GIVEN REQUEST.
For each line of the data below that holds "very", copy the line.
___ DATA FOR THIS TASK ___
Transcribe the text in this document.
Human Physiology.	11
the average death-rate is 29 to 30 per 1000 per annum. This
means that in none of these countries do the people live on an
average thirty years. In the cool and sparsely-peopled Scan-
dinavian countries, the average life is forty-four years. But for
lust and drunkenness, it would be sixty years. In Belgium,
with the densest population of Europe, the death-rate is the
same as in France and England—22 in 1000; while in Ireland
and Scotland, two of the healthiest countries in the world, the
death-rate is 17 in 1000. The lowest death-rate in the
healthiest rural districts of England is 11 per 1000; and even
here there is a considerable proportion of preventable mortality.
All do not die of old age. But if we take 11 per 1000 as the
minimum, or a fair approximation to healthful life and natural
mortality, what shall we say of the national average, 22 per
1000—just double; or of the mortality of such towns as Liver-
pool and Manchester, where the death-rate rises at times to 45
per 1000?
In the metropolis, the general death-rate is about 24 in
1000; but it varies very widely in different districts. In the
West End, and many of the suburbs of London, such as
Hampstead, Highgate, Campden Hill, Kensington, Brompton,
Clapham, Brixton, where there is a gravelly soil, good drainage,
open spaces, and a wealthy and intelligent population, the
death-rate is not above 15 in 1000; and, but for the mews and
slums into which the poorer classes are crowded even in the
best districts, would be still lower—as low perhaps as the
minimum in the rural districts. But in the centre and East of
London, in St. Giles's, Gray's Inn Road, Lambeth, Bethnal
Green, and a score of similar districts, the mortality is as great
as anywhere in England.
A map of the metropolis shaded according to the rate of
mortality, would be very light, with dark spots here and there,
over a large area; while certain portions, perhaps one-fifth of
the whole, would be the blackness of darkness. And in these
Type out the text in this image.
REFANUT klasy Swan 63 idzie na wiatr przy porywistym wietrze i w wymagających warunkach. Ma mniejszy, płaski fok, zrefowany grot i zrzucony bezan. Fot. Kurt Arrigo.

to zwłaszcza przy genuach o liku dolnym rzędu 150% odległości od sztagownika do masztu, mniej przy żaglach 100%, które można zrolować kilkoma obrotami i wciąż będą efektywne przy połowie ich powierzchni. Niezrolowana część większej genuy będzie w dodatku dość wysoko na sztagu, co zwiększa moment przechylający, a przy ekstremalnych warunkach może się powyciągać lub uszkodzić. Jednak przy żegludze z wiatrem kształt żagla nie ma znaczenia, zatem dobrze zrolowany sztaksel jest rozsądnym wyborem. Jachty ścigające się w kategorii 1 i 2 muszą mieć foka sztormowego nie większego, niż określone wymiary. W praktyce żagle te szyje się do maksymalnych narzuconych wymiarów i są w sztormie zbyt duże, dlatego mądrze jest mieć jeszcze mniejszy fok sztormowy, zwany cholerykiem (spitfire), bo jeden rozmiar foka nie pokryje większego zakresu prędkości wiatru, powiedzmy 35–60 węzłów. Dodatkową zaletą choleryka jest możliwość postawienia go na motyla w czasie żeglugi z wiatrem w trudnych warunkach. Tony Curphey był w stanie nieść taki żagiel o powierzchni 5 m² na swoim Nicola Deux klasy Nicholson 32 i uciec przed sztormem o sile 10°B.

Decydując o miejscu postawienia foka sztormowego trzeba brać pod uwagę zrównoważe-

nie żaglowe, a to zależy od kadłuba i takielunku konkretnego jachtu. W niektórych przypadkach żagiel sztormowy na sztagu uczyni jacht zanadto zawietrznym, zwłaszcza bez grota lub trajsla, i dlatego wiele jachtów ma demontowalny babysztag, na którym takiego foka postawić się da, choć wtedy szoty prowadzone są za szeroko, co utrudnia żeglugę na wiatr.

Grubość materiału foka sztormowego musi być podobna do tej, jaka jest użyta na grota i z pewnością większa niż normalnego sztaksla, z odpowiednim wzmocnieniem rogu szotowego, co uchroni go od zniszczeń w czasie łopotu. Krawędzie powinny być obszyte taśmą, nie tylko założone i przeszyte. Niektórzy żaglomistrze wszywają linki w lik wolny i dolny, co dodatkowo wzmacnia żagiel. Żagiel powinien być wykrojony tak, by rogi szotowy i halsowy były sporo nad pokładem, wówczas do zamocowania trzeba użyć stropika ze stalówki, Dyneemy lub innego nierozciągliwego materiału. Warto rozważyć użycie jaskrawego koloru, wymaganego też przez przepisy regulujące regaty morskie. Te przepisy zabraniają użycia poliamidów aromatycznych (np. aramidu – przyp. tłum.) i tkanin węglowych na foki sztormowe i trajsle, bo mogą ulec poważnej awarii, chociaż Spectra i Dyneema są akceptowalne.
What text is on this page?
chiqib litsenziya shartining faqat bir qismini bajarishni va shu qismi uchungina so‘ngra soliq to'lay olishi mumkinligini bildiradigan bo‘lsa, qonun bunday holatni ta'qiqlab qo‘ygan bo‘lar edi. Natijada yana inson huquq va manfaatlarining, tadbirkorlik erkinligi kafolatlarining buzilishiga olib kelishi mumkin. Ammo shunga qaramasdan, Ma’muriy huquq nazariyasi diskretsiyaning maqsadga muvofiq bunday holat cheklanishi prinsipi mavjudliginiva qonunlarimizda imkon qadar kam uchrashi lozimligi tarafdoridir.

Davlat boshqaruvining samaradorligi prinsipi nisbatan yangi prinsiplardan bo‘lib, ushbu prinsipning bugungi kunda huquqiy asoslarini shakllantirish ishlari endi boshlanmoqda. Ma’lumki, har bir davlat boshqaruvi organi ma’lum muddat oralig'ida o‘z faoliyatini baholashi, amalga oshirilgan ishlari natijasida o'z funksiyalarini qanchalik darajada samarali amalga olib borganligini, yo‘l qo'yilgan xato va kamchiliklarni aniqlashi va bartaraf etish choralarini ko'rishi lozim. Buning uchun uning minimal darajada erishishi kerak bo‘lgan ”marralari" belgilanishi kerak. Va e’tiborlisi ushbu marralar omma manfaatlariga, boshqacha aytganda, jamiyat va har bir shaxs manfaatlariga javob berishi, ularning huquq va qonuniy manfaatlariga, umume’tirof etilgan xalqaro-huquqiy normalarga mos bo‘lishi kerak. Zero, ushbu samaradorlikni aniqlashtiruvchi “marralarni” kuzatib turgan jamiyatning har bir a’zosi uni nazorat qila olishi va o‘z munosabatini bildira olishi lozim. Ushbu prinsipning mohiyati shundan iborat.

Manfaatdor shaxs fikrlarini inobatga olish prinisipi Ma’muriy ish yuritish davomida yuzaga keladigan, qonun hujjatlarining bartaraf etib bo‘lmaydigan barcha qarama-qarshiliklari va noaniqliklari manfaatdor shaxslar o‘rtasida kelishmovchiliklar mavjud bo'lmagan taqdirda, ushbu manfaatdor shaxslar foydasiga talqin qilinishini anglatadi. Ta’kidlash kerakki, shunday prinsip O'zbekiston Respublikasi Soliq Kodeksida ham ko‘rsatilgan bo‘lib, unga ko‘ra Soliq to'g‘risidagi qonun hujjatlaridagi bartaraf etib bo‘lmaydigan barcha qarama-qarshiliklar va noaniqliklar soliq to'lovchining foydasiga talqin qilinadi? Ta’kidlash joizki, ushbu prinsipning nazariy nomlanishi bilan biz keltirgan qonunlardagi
___
ANSWER TO THE PROBLEM.
1000; but it varies very widely in different districts. In the
mortality, would be very light, with dark spots here and there,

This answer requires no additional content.